Please set down each line of the data again, unchanged.

Record extracts =>
....................
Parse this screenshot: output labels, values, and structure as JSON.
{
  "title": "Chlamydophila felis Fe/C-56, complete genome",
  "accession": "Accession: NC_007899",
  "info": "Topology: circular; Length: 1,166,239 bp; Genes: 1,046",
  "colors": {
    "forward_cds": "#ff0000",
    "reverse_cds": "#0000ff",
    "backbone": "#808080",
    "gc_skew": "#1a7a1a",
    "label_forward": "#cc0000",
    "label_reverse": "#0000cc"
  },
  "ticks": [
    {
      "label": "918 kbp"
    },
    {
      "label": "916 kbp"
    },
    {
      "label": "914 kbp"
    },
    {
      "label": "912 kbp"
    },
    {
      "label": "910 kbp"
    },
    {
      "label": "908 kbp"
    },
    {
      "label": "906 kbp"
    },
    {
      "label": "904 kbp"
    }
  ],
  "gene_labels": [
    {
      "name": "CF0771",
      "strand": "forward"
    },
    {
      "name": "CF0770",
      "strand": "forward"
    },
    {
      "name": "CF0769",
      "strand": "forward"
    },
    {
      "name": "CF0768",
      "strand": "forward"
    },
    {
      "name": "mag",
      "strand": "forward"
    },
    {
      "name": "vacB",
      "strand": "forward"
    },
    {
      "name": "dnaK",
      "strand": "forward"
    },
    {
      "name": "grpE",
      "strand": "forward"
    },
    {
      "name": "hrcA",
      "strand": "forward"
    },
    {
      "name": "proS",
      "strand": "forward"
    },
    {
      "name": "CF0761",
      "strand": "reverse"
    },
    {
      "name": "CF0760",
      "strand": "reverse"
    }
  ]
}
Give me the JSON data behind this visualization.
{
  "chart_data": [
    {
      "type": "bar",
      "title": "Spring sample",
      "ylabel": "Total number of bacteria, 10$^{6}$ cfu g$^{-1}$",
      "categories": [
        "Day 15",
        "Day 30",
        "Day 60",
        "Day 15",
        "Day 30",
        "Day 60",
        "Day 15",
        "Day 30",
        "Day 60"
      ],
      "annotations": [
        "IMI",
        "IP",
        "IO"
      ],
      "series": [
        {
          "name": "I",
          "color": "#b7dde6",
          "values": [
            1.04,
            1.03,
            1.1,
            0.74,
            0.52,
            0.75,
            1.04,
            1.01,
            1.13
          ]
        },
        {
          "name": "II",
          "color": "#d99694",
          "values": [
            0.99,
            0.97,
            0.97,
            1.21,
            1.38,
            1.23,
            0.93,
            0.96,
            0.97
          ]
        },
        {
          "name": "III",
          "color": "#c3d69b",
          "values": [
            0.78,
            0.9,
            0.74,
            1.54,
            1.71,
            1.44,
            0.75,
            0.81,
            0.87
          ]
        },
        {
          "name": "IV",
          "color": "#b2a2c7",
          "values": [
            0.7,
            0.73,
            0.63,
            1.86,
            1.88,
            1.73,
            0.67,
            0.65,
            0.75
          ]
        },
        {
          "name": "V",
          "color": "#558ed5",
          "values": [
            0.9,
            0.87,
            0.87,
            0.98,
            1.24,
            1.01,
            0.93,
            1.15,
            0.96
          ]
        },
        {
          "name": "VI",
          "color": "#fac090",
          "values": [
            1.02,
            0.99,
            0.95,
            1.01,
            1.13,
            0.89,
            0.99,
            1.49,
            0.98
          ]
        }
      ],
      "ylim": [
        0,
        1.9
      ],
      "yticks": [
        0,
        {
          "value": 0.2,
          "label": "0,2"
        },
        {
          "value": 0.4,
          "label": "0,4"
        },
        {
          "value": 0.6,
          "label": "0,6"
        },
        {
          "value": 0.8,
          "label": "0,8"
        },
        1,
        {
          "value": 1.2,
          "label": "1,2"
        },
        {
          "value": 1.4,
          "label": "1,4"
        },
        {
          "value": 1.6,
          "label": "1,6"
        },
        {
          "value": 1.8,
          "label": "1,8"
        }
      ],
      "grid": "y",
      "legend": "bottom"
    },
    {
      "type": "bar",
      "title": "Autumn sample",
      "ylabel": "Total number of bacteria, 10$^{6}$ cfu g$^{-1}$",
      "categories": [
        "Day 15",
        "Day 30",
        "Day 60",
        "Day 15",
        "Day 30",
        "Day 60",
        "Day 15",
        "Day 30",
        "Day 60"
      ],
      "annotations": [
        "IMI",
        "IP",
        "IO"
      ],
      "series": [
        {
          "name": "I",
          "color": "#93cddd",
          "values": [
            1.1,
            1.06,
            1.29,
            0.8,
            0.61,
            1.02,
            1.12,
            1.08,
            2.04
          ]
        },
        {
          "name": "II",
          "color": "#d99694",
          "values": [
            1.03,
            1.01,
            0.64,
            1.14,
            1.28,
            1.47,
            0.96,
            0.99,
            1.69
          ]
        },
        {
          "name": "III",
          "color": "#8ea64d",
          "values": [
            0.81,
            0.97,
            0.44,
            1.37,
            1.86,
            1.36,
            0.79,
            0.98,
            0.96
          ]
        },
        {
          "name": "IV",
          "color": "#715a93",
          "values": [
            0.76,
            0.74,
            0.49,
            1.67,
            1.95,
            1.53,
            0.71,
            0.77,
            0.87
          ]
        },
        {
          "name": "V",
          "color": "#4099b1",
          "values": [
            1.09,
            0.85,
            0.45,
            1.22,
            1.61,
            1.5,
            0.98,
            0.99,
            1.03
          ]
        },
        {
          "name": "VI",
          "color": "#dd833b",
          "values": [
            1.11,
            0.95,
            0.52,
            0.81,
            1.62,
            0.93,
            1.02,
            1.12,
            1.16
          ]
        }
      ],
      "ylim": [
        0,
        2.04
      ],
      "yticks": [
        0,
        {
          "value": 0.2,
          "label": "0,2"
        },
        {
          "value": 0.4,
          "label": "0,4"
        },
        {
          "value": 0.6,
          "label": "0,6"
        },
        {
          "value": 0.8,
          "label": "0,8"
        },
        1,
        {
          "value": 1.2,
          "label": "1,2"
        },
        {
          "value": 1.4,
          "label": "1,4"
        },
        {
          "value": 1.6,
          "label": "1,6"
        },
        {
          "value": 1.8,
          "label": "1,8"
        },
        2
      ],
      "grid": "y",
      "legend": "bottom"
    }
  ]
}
....................
Answer =>
Parse this screenshot: output labels, values, and structure as JSON.
{
  "title": "Chlamydophila felis Fe/C-56, complete genome",
  "accession": "Accession: NC_007899",
  "info": "Topology: circular; Length: 1,166,239 bp; Genes: 1,046",
  "colors": {
    "forward_cds": "#ff0000",
    "reverse_cds": "#0000ff",
    "backbone": "#808080",
    "gc_skew": "#1a7a1a",
    "label_forward": "#cc0000",
    "label_reverse": "#0000cc"
  },
  "ticks": [
    {
      "label": "918 kbp"
    },
    {
      "label": "916 kbp"
    },
    {
      "label": "914 kbp"
    },
    {
      "label": "912 kbp"
    },
    {
      "label": "910 kbp"
    },
    {
      "label": "908 kbp"
    },
    {
      "label": "906 kbp"
    },
    {
      "label": "904 kbp"
    }
  ],
  "gene_labels": [
    {
      "name": "CF0771",
      "strand": "forward"
    },
    {
      "name": "CF0770",
      "strand": "forward"
    },
    {
      "name": "CF0769",
      "strand": "forward"
    },
    {
      "name": "CF0768",
      "strand": "forward"
    },
    {
      "name": "mag",
      "strand": "forward"
    },
    {
      "name": "vacB",
      "strand": "forward"
    },
    {
      "name": "dnaK",
      "strand": "forward"
    },
    {
      "name": "grpE",
      "strand": "forward"
    },
    {
      "name": "hrcA",
      "strand": "forward"
    },
    {
      "name": "proS",
      "strand": "forward"
    },
    {
      "name": "CF0761",
      "strand": "reverse"
    },
    {
      "name": "CF0760",
      "strand": "reverse"
    }
  ]
}
Give me the JSON data behind this visualization.
{
  "chart_data": [
    {
      "type": "bar",
      "title": "Spring sample",
      "ylabel": "Total number of bacteria, 10$^{6}$ cfu g$^{-1}$",
      "categories": [
        "Day 15",
        "Day 30",
        "Day 60",
        "Day 15",
        "Day 30",
        "Day 60",
        "Day 15",
        "Day 30",
        "Day 60"
      ],
      "annotations": [
        "IMI",
        "IP",
        "IO"
      ],
      "series": [
        {
          "name": "I",
          "color": "#b7dde6",
          "values": [
            1.04,
            1.03,
            1.1,
            0.74,
            0.52,
            0.75,
            1.04,
            1.01,
            1.13
          ]
        },
        {
          "name": "II",
          "color": "#d99694",
          "values": [
            0.99,
            0.97,
            0.97,
            1.21,
            1.38,
            1.23,
            0.93,
            0.96,
            0.97
          ]
        },
        {
          "name": "III",
          "color": "#c3d69b",
          "values": [
            0.78,
            0.9,
            0.74,
            1.54,
            1.71,
            1.44,
            0.75,
            0.81,
            0.87
          ]
        },
        {
          "name": "IV",
          "color": "#b2a2c7",
          "values": [
            0.7,
            0.73,
            0.63,
            1.86,
            1.88,
            1.73,
            0.67,
            0.65,
            0.75
          ]
        },
        {
          "name": "V",
          "color": "#558ed5",
          "values": [
            0.9,
            0.87,
            0.87,
            0.98,
            1.24,
            1.01,
            0.93,
            1.15,
            0.96
          ]
        },
        {
          "name": "VI",
          "color": "#fac090",
          "values": [
            1.02,
            0.99,
            0.95,
            1.01,
            1.13,
            0.89,
            0.99,
            1.49,
            0.98
          ]
        }
      ],
      "ylim": [
        0,
        1.9
      ],
      "yticks": [
        0,
        {
          "value": 0.2,
          "label": "0,2"
        },
        {
          "value": 0.4,
          "label": "0,4"
        },
        {
          "value": 0.6,
          "label": "0,6"
        },
        {
          "value": 0.8,
          "label": "0,8"
        },
        1,
        {
          "value": 1.2,
          "label": "1,2"
        },
        {
          "value": 1.4,
          "label": "1,4"
        },
        {
          "value": 1.6,
          "label": "1,6"
        },
        {
          "value": 1.8,
          "label": "1,8"
        }
      ],
      "grid": "y",
      "legend": "bottom"
    },
    {
      "type": "bar",
      "title": "Autumn sample",
      "ylabel": "Total number of bacteria, 10$^{6}$ cfu g$^{-1}$",
      "categories": [
        "Day 15",
        "Day 30",
        "Day 60",
        "Day 15",
        "Day 30",
        "Day 60",
        "Day 15",
        "Day 30",
        "Day 60"
      ],
      "annotations": [
        "IMI",
        "IP",
        "IO"
      ],
      "series": [
        {
          "name": "I",
          "color": "#93cddd",
          "values": [
            1.1,
            1.06,
            1.29,
            0.8,
            0.61,
            1.02,
            1.12,
            1.08,
            2.04
          ]
        },
        {
          "name": "II",
          "color": "#d99694",
          "values": [
            1.03,
            1.01,
            0.64,
            1.14,
            1.28,
            1.47,
            0.96,
            0.99,
            1.69
          ]
        },
        {
          "name": "III",
          "color": "#8ea64d",
          "values": [
            0.81,
            0.97,
            0.44,
            1.37,
            1.86,
            1.36,
            0.79,
            0.98,
            0.96
          ]
        },
        {
          "name": "IV",
          "color": "#715a93",
          "values": [
            0.76,
            0.74,
            0.49,
            1.67,
            1.95,
            1.53,
            0.71,
            0.77,
            0.87
          ]
        },
        {
          "name": "V",
          "color": "#4099b1",
          "values": [
            1.09,
            0.85,
            0.45,
            1.22,
            1.61,
            1.5,
            0.98,
            0.99,
            1.03
          ]
        },
        {
          "name": "VI",
          "color": "#dd833b",
          "values": [
            1.11,
            0.95,
            0.52,
            0.81,
            1.62,
            0.93,
            1.02,
            1.12,
            1.16
          ]
        }
      ],
      "ylim": [
        0,
        2.04
      ],
      "yticks": [
        0,
        {
          "value": 0.2,
          "label": "0,2"
        },
        {
          "value": 0.4,
          "label": "0,4"
        },
        {
          "value": 0.6,
          "label": "0,6"
        },
        {
          "value": 0.8,
          "label": "0,8"
        },
        1,
        {
          "value": 1.2,
          "label": "1,2"
        },
        {
          "value": 1.4,
          "label": "1,4"
        },
        {
          "value": 1.6,
          "label": "1,6"
        },
        {
          "value": 1.8,
          "label": "1,8"
        },
        2
      ],
      "grid": "y",
      "legend": "bottom"
    }
  ]
}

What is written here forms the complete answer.